(LISTED ENTRIES Opens)
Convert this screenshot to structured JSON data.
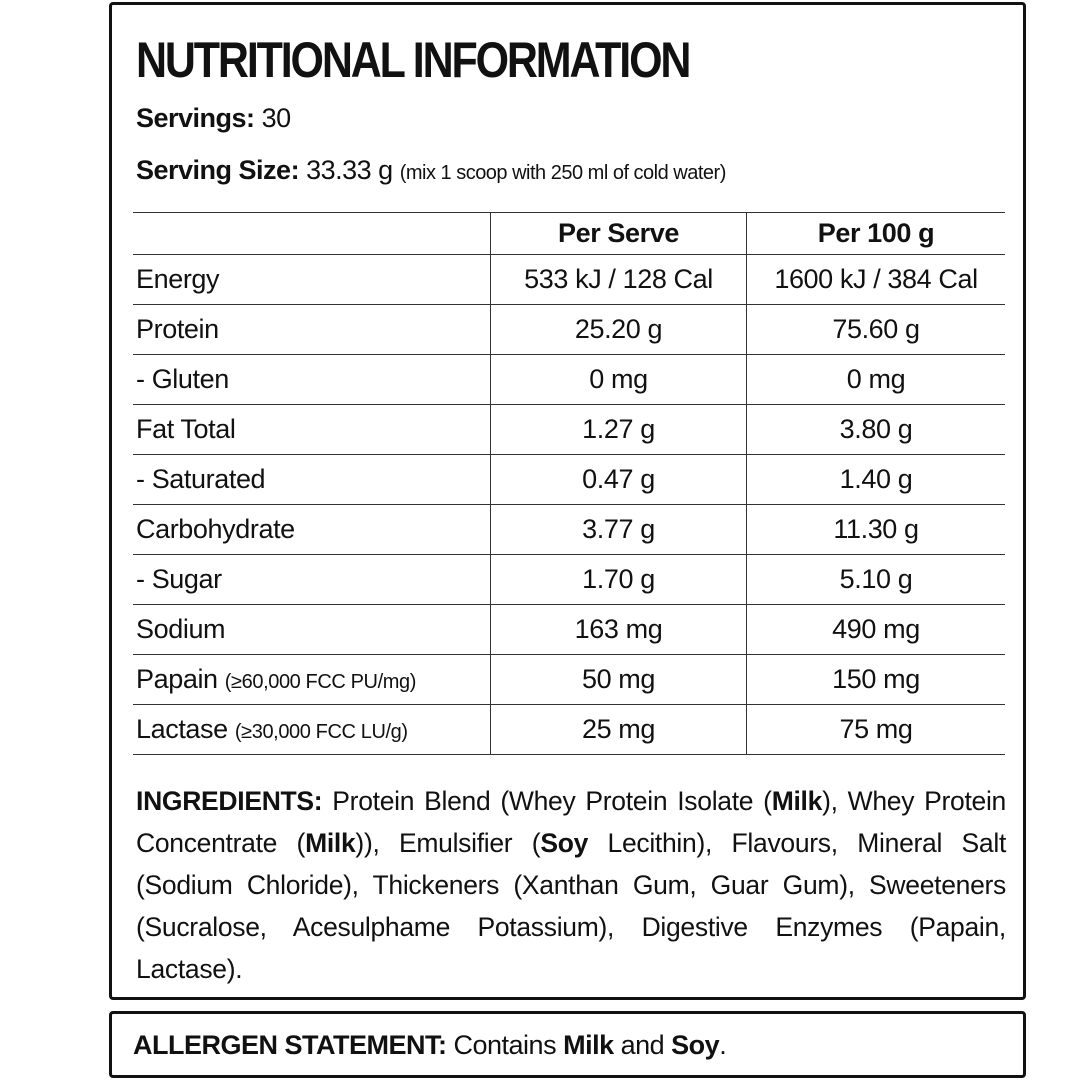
{
  "title": "NUTRITIONAL INFORMATION",
  "servings": {
    "label": "Servings:",
    "value": "30"
  },
  "serving_size": {
    "label": "Serving Size:",
    "value": "33.33 g",
    "note": "(mix 1 scoop with 250 ml of cold water)"
  },
  "table": {
    "headers": [
      "",
      "Per Serve",
      "Per 100 g"
    ],
    "rows": [
      {
        "name": "Energy",
        "note": "",
        "per_serve": "533 kJ / 128 Cal",
        "per_100g": "1600 kJ / 384 Cal"
      },
      {
        "name": "Protein",
        "note": "",
        "per_serve": "25.20 g",
        "per_100g": "75.60 g"
      },
      {
        "name": "- Gluten",
        "note": "",
        "per_serve": "0 mg",
        "per_100g": "0 mg"
      },
      {
        "name": "Fat Total",
        "note": "",
        "per_serve": "1.27 g",
        "per_100g": "3.80 g"
      },
      {
        "name": "- Saturated",
        "note": "",
        "per_serve": "0.47 g",
        "per_100g": "1.40 g"
      },
      {
        "name": "Carbohydrate",
        "note": "",
        "per_serve": "3.77 g",
        "per_100g": "11.30 g"
      },
      {
        "name": "- Sugar",
        "note": "",
        "per_serve": "1.70 g",
        "per_100g": "5.10 g"
      },
      {
        "name": "Sodium",
        "note": "",
        "per_serve": "163 mg",
        "per_100g": "490 mg"
      },
      {
        "name": "Papain",
        "note": "(≥60,000 FCC PU/mg)",
        "per_serve": "50 mg",
        "per_100g": "150 mg"
      },
      {
        "name": "Lactase",
        "note": "(≥30,000 FCC LU/g)",
        "per_serve": "25 mg",
        "per_100g": "75 mg"
      }
    ]
  },
  "ingredients": {
    "label": "INGREDIENTS:",
    "parts": [
      " Protein Blend (Whey Protein Isolate (",
      "Milk",
      "), Whey Protein Concentrate (",
      "Milk",
      ")), Emulsifier (",
      "Soy",
      " Lecithin), Flavours, Mineral Salt (Sodium Chloride), Thickeners (Xanthan Gum, Guar Gum), Sweeteners (Sucralose, Acesulphame Potassium), Digestive Enzymes (Papain, Lactase)."
    ]
  },
  "allergen": {
    "label": "ALLERGEN STATEMENT:",
    "parts": [
      " Contains ",
      "Milk",
      " and ",
      "Soy",
      "."
    ]
  }
}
(LISTED ENTRIES Closes)
REQUIRED WORK: When a line in the records above contains the word "Sodium", copy it.

SOLUTION:
        "name": "Sodium",
      " Lecithin), Flavours, Mineral Salt (Sodium Chloride), Thickeners (Xanthan Gum, Guar Gum), Sweeteners (Sucralose, Acesulphame Potassium), Digestive Enzymes (Papain, Lactase)."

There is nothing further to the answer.